Records from a data source:
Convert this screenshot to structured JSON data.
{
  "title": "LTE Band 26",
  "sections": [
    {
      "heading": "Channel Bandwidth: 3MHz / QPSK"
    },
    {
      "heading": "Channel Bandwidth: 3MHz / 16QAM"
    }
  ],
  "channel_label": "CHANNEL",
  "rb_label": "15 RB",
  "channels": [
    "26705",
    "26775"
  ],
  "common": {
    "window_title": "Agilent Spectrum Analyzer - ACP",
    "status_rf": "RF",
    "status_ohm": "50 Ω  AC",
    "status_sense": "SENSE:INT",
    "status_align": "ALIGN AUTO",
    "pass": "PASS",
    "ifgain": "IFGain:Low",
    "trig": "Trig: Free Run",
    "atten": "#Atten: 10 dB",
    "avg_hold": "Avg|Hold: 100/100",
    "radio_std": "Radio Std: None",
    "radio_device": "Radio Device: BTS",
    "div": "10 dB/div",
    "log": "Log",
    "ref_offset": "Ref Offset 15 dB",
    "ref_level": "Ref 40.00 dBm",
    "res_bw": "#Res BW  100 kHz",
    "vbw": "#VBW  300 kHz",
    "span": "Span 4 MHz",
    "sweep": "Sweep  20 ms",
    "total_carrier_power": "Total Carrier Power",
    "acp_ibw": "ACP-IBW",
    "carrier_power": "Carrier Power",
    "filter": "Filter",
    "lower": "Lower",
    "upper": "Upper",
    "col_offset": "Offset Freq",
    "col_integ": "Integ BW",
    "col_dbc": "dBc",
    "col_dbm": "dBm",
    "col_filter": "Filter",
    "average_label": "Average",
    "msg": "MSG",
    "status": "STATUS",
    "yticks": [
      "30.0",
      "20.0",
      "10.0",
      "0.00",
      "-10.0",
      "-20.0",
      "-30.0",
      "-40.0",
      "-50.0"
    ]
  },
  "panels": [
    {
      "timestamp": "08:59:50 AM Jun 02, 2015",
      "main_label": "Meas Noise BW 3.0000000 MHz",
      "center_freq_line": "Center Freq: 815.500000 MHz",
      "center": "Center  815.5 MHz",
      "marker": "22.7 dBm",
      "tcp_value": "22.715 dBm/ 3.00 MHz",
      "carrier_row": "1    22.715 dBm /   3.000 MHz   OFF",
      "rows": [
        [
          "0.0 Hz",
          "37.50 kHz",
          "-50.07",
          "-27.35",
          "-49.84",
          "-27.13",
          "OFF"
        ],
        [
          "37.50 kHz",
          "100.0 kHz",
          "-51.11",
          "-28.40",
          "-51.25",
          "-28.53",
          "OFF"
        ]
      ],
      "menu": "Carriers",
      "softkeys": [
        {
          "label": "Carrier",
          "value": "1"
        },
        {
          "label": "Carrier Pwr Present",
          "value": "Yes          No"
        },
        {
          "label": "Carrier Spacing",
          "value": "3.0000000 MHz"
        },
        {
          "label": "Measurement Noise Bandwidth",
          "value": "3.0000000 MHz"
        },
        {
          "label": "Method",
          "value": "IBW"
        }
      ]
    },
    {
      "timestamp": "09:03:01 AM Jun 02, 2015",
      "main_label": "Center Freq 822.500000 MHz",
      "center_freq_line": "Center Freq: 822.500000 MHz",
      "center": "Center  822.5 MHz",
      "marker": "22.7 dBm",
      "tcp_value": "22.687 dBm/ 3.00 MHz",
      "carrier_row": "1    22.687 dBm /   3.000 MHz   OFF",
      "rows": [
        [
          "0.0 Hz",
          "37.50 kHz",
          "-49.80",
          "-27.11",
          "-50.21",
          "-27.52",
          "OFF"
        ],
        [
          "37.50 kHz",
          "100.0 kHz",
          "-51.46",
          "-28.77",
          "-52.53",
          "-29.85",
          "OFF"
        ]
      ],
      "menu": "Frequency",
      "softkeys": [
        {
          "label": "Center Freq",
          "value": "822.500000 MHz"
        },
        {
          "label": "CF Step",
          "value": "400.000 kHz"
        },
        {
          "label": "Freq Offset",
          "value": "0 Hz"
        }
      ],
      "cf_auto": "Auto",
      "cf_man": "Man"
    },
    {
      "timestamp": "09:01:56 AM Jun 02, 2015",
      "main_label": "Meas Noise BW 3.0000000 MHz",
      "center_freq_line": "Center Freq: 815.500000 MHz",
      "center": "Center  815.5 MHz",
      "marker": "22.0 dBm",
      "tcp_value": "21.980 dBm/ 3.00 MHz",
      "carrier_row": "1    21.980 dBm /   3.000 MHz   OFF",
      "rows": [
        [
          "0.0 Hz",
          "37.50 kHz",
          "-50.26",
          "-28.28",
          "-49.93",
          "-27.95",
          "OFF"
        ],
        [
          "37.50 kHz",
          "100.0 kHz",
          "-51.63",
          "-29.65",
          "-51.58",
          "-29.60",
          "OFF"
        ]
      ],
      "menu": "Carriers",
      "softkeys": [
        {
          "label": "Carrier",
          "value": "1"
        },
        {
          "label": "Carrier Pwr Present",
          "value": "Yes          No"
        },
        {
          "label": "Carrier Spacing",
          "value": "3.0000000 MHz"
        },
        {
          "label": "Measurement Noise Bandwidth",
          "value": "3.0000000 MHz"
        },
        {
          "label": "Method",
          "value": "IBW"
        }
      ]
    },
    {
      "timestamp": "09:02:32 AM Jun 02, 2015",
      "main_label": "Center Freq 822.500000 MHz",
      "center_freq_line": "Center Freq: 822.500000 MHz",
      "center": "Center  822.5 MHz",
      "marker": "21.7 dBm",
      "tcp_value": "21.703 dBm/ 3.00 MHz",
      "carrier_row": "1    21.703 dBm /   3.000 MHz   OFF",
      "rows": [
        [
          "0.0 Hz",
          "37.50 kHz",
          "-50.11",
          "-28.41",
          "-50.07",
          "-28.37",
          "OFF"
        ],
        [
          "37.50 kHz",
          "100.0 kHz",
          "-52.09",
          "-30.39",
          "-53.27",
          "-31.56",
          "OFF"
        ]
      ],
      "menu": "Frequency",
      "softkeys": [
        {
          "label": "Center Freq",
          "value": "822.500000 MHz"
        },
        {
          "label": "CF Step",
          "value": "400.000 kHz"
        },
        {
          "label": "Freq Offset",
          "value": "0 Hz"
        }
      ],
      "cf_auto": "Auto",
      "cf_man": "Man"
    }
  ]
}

Task requirements: In the entries above, identify each line that includes the string "Radio", then copy it.

The solution:
    "radio_std": "Radio Std: None",
    "radio_device": "Radio Device: BTS",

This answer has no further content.